═════ Input records

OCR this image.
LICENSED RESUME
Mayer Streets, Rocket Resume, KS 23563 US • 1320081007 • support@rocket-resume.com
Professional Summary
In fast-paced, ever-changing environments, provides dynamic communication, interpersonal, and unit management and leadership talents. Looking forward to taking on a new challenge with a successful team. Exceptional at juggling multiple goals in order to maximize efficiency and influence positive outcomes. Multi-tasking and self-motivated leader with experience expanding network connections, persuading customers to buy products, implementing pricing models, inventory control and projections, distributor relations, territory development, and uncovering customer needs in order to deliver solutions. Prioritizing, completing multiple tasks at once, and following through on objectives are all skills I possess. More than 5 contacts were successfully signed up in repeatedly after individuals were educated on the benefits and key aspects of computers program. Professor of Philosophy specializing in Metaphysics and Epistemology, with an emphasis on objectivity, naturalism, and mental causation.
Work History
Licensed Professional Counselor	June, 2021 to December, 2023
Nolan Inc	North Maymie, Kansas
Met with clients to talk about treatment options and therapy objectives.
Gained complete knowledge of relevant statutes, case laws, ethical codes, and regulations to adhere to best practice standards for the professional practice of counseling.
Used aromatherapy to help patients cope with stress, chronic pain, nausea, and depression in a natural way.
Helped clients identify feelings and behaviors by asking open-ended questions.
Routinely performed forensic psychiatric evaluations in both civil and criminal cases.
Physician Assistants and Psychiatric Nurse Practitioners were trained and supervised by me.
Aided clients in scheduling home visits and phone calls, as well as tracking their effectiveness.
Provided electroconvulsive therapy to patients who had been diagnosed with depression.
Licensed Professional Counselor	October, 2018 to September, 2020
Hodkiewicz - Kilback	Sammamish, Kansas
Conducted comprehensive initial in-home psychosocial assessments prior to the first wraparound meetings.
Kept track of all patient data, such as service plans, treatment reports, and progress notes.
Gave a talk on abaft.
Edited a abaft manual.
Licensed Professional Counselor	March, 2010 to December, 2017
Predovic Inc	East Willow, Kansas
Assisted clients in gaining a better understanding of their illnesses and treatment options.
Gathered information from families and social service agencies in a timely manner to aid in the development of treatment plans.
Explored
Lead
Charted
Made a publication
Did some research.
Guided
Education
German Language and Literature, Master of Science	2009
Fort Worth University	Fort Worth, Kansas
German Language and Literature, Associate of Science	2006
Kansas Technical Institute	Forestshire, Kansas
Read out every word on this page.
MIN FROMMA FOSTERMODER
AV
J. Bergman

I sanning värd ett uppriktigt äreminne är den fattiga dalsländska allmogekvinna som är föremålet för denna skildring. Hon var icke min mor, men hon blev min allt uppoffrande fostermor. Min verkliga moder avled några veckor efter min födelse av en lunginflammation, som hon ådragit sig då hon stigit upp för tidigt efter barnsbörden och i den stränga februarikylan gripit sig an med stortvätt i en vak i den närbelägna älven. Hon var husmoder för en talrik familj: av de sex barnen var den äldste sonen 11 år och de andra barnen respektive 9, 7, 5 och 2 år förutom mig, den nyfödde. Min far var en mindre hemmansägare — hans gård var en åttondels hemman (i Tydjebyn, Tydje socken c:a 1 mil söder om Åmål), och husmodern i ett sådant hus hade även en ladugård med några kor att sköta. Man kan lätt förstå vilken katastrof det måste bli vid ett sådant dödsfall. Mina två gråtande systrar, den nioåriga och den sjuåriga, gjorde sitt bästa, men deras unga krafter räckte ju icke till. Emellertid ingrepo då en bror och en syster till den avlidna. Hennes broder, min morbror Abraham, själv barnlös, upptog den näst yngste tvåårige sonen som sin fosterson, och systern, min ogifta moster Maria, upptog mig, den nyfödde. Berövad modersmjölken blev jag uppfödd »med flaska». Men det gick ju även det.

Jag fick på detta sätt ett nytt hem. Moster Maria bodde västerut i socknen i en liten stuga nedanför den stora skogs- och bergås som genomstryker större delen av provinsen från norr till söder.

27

══════════

Exercise prompt:
An exact copy of the listing above is what this exercise asks for.

Task solution:
OCR this image.
LICENSED RESUME
Mayer Streets, Rocket Resume, KS 23563 US • 1320081007 • support@rocket-resume.com
Professional Summary
In fast-paced, ever-changing environments, provides dynamic communication, interpersonal, and unit management and leadership talents. Looking forward to taking on a new challenge with a successful team. Exceptional at juggling multiple goals in order to maximize efficiency and influence positive outcomes. Multi-tasking and self-motivated leader with experience expanding network connections, persuading customers to buy products, implementing pricing models, inventory control and projections, distributor relations, territory development, and uncovering customer needs in order to deliver solutions. Prioritizing, completing multiple tasks at once, and following through on objectives are all skills I possess. More than 5 contacts were successfully signed up in repeatedly after individuals were educated on the benefits and key aspects of computers program. Professor of Philosophy specializing in Metaphysics and Epistemology, with an emphasis on objectivity, naturalism, and mental causation.
Work History
Licensed Professional Counselor	June, 2021 to December, 2023
Nolan Inc	North Maymie, Kansas
Met with clients to talk about treatment options and therapy objectives.
Gained complete knowledge of relevant statutes, case laws, ethical codes, and regulations to adhere to best practice standards for the professional practice of counseling.
Used aromatherapy to help patients cope with stress, chronic pain, nausea, and depression in a natural way.
Helped clients identify feelings and behaviors by asking open-ended questions.
Routinely performed forensic psychiatric evaluations in both civil and criminal cases.
Physician Assistants and Psychiatric Nurse Practitioners were trained and supervised by me.
Aided clients in scheduling home visits and phone calls, as well as tracking their effectiveness.
Provided electroconvulsive therapy to patients who had been diagnosed with depression.
Licensed Professional Counselor	October, 2018 to September, 2020
Hodkiewicz - Kilback	Sammamish, Kansas
Conducted comprehensive initial in-home psychosocial assessments prior to the first wraparound meetings.
Kept track of all patient data, such as service plans, treatment reports, and progress notes.
Gave a talk on abaft.
Edited a abaft manual.
Licensed Professional Counselor	March, 2010 to December, 2017
Predovic Inc	East Willow, Kansas
Assisted clients in gaining a better understanding of their illnesses and treatment options.
Gathered information from families and social service agencies in a timely manner to aid in the development of treatment plans.
Explored
Lead
Charted
Made a publication
Did some research.
Guided
Education
German Language and Literature, Master of Science	2009
Fort Worth University	Fort Worth, Kansas
German Language and Literature, Associate of Science	2006
Kansas Technical Institute	Forestshire, Kansas
Read out every word on this page.
MIN FROMMA FOSTERMODER
AV
J. Bergman

I sanning värd ett uppriktigt äreminne är den fattiga dalsländska allmogekvinna som är föremålet för denna skildring. Hon var icke min mor, men hon blev min allt uppoffrande fostermor. Min verkliga moder avled några veckor efter min födelse av en lunginflammation, som hon ådragit sig då hon stigit upp för tidigt efter barnsbörden och i den stränga februarikylan gripit sig an med stortvätt i en vak i den närbelägna älven. Hon var husmoder för en talrik familj: av de sex barnen var den äldste sonen 11 år och de andra barnen respektive 9, 7, 5 och 2 år förutom mig, den nyfödde. Min far var en mindre hemmansägare — hans gård var en åttondels hemman (i Tydjebyn, Tydje socken c:a 1 mil söder om Åmål), och husmodern i ett sådant hus hade även en ladugård med några kor att sköta. Man kan lätt förstå vilken katastrof det måste bli vid ett sådant dödsfall. Mina två gråtande systrar, den nioåriga och den sjuåriga, gjorde sitt bästa, men deras unga krafter räckte ju icke till. Emellertid ingrepo då en bror och en syster till den avlidna. Hennes broder, min morbror Abraham, själv barnlös, upptog den näst yngste tvåårige sonen som sin fosterson, och systern, min ogifta moster Maria, upptog mig, den nyfödde. Berövad modersmjölken blev jag uppfödd »med flaska». Men det gick ju även det.

Jag fick på detta sätt ett nytt hem. Moster Maria bodde västerut i socknen i en liten stuga nedanför den stora skogs- och bergås som genomstryker större delen av provinsen från norr till söder.

27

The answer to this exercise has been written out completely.